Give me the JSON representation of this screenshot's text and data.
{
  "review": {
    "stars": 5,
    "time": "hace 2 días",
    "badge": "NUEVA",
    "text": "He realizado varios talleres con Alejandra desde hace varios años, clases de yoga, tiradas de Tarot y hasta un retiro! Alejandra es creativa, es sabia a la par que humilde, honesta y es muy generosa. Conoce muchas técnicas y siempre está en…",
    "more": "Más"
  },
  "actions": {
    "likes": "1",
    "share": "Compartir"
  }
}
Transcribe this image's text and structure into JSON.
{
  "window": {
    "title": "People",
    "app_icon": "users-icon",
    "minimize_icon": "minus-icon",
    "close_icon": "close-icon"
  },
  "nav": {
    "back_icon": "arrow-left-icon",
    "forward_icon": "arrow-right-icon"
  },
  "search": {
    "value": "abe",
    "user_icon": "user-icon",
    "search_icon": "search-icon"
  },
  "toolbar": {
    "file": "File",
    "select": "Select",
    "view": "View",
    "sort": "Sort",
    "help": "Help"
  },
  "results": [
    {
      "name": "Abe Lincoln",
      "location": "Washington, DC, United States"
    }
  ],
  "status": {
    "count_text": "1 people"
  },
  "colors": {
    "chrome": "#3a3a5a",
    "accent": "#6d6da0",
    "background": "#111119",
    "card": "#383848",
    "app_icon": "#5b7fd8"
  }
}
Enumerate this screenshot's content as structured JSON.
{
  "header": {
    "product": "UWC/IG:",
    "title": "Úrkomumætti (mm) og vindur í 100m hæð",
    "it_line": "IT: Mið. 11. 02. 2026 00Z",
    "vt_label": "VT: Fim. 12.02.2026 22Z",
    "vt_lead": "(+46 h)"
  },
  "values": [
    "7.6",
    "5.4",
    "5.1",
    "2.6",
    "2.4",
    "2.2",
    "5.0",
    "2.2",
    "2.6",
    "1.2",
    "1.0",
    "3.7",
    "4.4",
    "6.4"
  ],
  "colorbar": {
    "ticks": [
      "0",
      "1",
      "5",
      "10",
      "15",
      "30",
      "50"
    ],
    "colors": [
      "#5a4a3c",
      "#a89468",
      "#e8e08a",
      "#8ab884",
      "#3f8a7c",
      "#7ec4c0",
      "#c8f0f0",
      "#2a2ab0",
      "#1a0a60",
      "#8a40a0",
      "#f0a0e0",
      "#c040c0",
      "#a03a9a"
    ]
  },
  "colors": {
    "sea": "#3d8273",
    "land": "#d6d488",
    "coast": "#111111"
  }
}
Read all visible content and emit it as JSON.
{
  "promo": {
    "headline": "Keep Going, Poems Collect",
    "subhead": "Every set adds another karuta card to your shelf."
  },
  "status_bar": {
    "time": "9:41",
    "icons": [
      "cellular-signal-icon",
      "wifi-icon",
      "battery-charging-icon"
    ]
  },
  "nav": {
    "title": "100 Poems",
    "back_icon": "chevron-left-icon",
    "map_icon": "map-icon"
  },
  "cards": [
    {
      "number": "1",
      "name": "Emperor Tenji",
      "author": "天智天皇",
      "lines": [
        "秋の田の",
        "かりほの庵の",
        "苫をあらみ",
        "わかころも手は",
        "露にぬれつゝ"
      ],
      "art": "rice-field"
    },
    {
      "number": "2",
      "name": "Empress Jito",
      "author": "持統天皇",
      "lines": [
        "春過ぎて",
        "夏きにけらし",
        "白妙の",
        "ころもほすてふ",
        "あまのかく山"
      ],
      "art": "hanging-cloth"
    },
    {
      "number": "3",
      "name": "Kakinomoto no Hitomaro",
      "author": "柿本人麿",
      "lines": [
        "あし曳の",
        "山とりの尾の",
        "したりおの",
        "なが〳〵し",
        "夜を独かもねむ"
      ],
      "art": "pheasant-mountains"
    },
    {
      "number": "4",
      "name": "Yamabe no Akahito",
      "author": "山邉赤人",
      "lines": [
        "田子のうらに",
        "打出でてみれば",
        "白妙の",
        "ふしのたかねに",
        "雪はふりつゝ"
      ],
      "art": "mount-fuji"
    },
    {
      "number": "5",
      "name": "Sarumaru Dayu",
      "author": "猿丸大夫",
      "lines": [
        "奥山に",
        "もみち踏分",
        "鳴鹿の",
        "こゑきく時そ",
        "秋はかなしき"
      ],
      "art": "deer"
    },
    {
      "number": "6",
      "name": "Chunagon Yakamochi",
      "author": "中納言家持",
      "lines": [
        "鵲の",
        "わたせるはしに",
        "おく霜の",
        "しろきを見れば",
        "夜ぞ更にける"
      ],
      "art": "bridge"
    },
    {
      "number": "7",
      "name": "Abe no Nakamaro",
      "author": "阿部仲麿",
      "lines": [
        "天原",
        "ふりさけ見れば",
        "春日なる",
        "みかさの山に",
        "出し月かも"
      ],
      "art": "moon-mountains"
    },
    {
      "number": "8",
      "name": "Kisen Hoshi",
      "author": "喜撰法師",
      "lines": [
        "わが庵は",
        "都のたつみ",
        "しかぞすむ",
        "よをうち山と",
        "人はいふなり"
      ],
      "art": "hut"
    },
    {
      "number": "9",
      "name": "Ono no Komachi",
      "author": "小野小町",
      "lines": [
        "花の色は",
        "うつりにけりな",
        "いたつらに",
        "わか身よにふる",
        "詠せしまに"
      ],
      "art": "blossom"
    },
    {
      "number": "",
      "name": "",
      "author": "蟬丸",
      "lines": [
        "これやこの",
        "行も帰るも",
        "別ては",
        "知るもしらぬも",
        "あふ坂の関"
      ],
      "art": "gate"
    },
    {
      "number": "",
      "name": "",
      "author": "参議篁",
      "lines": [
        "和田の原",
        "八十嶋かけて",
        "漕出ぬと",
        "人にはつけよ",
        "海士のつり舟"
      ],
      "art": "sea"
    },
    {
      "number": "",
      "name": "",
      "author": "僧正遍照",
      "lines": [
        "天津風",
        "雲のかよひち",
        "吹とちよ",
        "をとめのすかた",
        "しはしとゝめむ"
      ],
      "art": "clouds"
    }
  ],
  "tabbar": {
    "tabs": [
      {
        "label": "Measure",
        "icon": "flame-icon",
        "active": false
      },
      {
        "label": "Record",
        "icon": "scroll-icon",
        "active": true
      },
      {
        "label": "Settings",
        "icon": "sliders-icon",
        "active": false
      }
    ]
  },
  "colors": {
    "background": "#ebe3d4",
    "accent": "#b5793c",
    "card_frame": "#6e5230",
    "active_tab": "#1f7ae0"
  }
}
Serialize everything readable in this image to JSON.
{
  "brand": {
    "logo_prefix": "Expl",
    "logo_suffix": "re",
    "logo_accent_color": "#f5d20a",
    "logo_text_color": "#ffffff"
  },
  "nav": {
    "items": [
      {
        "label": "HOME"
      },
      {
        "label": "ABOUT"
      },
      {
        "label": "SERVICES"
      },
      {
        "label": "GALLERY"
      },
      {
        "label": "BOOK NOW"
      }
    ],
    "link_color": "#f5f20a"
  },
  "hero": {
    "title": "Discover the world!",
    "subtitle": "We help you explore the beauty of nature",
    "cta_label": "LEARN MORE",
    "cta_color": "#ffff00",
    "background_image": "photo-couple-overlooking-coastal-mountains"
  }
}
==================================================
» **What is asked**: Print the material verbatim, all of it.

» **Answer to this exercise**:
Give me the JSON representation of this screenshot's text and data.
{
  "review": {
    "stars": 5,
    "time": "hace 2 días",
    "badge": "NUEVA",
    "text": "He realizado varios talleres con Alejandra desde hace varios años, clases de yoga, tiradas de Tarot y hasta un retiro! Alejandra es creativa, es sabia a la par que humilde, honesta y es muy generosa. Conoce muchas técnicas y siempre está en…",
    "more": "Más"
  },
  "actions": {
    "likes": "1",
    "share": "Compartir"
  }
}
Transcribe this image's text and structure into JSON.
{
  "window": {
    "title": "People",
    "app_icon": "users-icon",
    "minimize_icon": "minus-icon",
    "close_icon": "close-icon"
  },
  "nav": {
    "back_icon": "arrow-left-icon",
    "forward_icon": "arrow-right-icon"
  },
  "search": {
    "value": "abe",
    "user_icon": "user-icon",
    "search_icon": "search-icon"
  },
  "toolbar": {
    "file": "File",
    "select": "Select",
    "view": "View",
    "sort": "Sort",
    "help": "Help"
  },
  "results": [
    {
      "name": "Abe Lincoln",
      "location": "Washington, DC, United States"
    }
  ],
  "status": {
    "count_text": "1 people"
  },
  "colors": {
    "chrome": "#3a3a5a",
    "accent": "#6d6da0",
    "background": "#111119",
    "card": "#383848",
    "app_icon": "#5b7fd8"
  }
}
Enumerate this screenshot's content as structured JSON.
{
  "header": {
    "product": "UWC/IG:",
    "title": "Úrkomumætti (mm) og vindur í 100m hæð",
    "it_line": "IT: Mið. 11. 02. 2026 00Z",
    "vt_label": "VT: Fim. 12.02.2026 22Z",
    "vt_lead": "(+46 h)"
  },
  "values": [
    "7.6",
    "5.4",
    "5.1",
    "2.6",
    "2.4",
    "2.2",
    "5.0",
    "2.2",
    "2.6",
    "1.2",
    "1.0",
    "3.7",
    "4.4",
    "6.4"
  ],
  "colorbar": {
    "ticks": [
      "0",
      "1",
      "5",
      "10",
      "15",
      "30",
      "50"
    ],
    "colors": [
      "#5a4a3c",
      "#a89468",
      "#e8e08a",
      "#8ab884",
      "#3f8a7c",
      "#7ec4c0",
      "#c8f0f0",
      "#2a2ab0",
      "#1a0a60",
      "#8a40a0",
      "#f0a0e0",
      "#c040c0",
      "#a03a9a"
    ]
  },
  "colors": {
    "sea": "#3d8273",
    "land": "#d6d488",
    "coast": "#111111"
  }
}
Read all visible content and emit it as JSON.
{
  "promo": {
    "headline": "Keep Going, Poems Collect",
    "subhead": "Every set adds another karuta card to your shelf."
  },
  "status_bar": {
    "time": "9:41",
    "icons": [
      "cellular-signal-icon",
      "wifi-icon",
      "battery-charging-icon"
    ]
  },
  "nav": {
    "title": "100 Poems",
    "back_icon": "chevron-left-icon",
    "map_icon": "map-icon"
  },
  "cards": [
    {
      "number": "1",
      "name": "Emperor Tenji",
      "author": "天智天皇",
      "lines": [
        "秋の田の",
        "かりほの庵の",
        "苫をあらみ",
        "わかころも手は",
        "露にぬれつゝ"
      ],
      "art": "rice-field"
    },
    {
      "number": "2",
      "name": "Empress Jito",
      "author": "持統天皇",
      "lines": [
        "春過ぎて",
        "夏きにけらし",
        "白妙の",
        "ころもほすてふ",
        "あまのかく山"
      ],
      "art": "hanging-cloth"
    },
    {
      "number": "3",
      "name": "Kakinomoto no Hitomaro",
      "author": "柿本人麿",
      "lines": [
        "あし曳の",
        "山とりの尾の",
        "したりおの",
        "なが〳〵し",
        "夜を独かもねむ"
      ],
      "art": "pheasant-mountains"
    },
    {
      "number": "4",
      "name": "Yamabe no Akahito",
      "author": "山邉赤人",
      "lines": [
        "田子のうらに",
        "打出でてみれば",
        "白妙の",
        "ふしのたかねに",
        "雪はふりつゝ"
      ],
      "art": "mount-fuji"
    },
    {
      "number": "5",
      "name": "Sarumaru Dayu",
      "author": "猿丸大夫",
      "lines": [
        "奥山に",
        "もみち踏分",
        "鳴鹿の",
        "こゑきく時そ",
        "秋はかなしき"
      ],
      "art": "deer"
    },
    {
      "number": "6",
      "name": "Chunagon Yakamochi",
      "author": "中納言家持",
      "lines": [
        "鵲の",
        "わたせるはしに",
        "おく霜の",
        "しろきを見れば",
        "夜ぞ更にける"
      ],
      "art": "bridge"
    },
    {
      "number": "7",
      "name": "Abe no Nakamaro",
      "author": "阿部仲麿",
      "lines": [
        "天原",
        "ふりさけ見れば",
        "春日なる",
        "みかさの山に",
        "出し月かも"
      ],
      "art": "moon-mountains"
    },
    {
      "number": "8",
      "name": "Kisen Hoshi",
      "author": "喜撰法師",
      "lines": [
        "わが庵は",
        "都のたつみ",
        "しかぞすむ",
        "よをうち山と",
        "人はいふなり"
      ],
      "art": "hut"
    },
    {
      "number": "9",
      "name": "Ono no Komachi",
      "author": "小野小町",
      "lines": [
        "花の色は",
        "うつりにけりな",
        "いたつらに",
        "わか身よにふる",
        "詠せしまに"
      ],
      "art": "blossom"
    },
    {
      "number": "",
      "name": "",
      "author": "蟬丸",
      "lines": [
        "これやこの",
        "行も帰るも",
        "別ては",
        "知るもしらぬも",
        "あふ坂の関"
      ],
      "art": "gate"
    },
    {
      "number": "",
      "name": "",
      "author": "参議篁",
      "lines": [
        "和田の原",
        "八十嶋かけて",
        "漕出ぬと",
        "人にはつけよ",
        "海士のつり舟"
      ],
      "art": "sea"
    },
    {
      "number": "",
      "name": "",
      "author": "僧正遍照",
      "lines": [
        "天津風",
        "雲のかよひち",
        "吹とちよ",
        "をとめのすかた",
        "しはしとゝめむ"
      ],
      "art": "clouds"
    }
  ],
  "tabbar": {
    "tabs": [
      {
        "label": "Measure",
        "icon": "flame-icon",
        "active": false
      },
      {
        "label": "Record",
        "icon": "scroll-icon",
        "active": true
      },
      {
        "label": "Settings",
        "icon": "sliders-icon",
        "active": false
      }
    ]
  },
  "colors": {
    "background": "#ebe3d4",
    "accent": "#b5793c",
    "card_frame": "#6e5230",
    "active_tab": "#1f7ae0"
  }
}
Serialize everything readable in this image to JSON.
{
  "brand": {
    "logo_prefix": "Expl",
    "logo_suffix": "re",
    "logo_accent_color": "#f5d20a",
    "logo_text_color": "#ffffff"
  },
  "nav": {
    "items": [
      {
        "label": "HOME"
      },
      {
        "label": "ABOUT"
      },
      {
        "label": "SERVICES"
      },
      {
        "label": "GALLERY"
      },
      {
        "label": "BOOK NOW"
      }
    ],
    "link_color": "#f5f20a"
  },
  "hero": {
    "title": "Discover the world!",
    "subtitle": "We help you explore the beauty of nature",
    "cta_label": "LEARN MORE",
    "cta_color": "#ffff00",
    "background_image": "photo-couple-overlooking-coastal-mountains"
  }
}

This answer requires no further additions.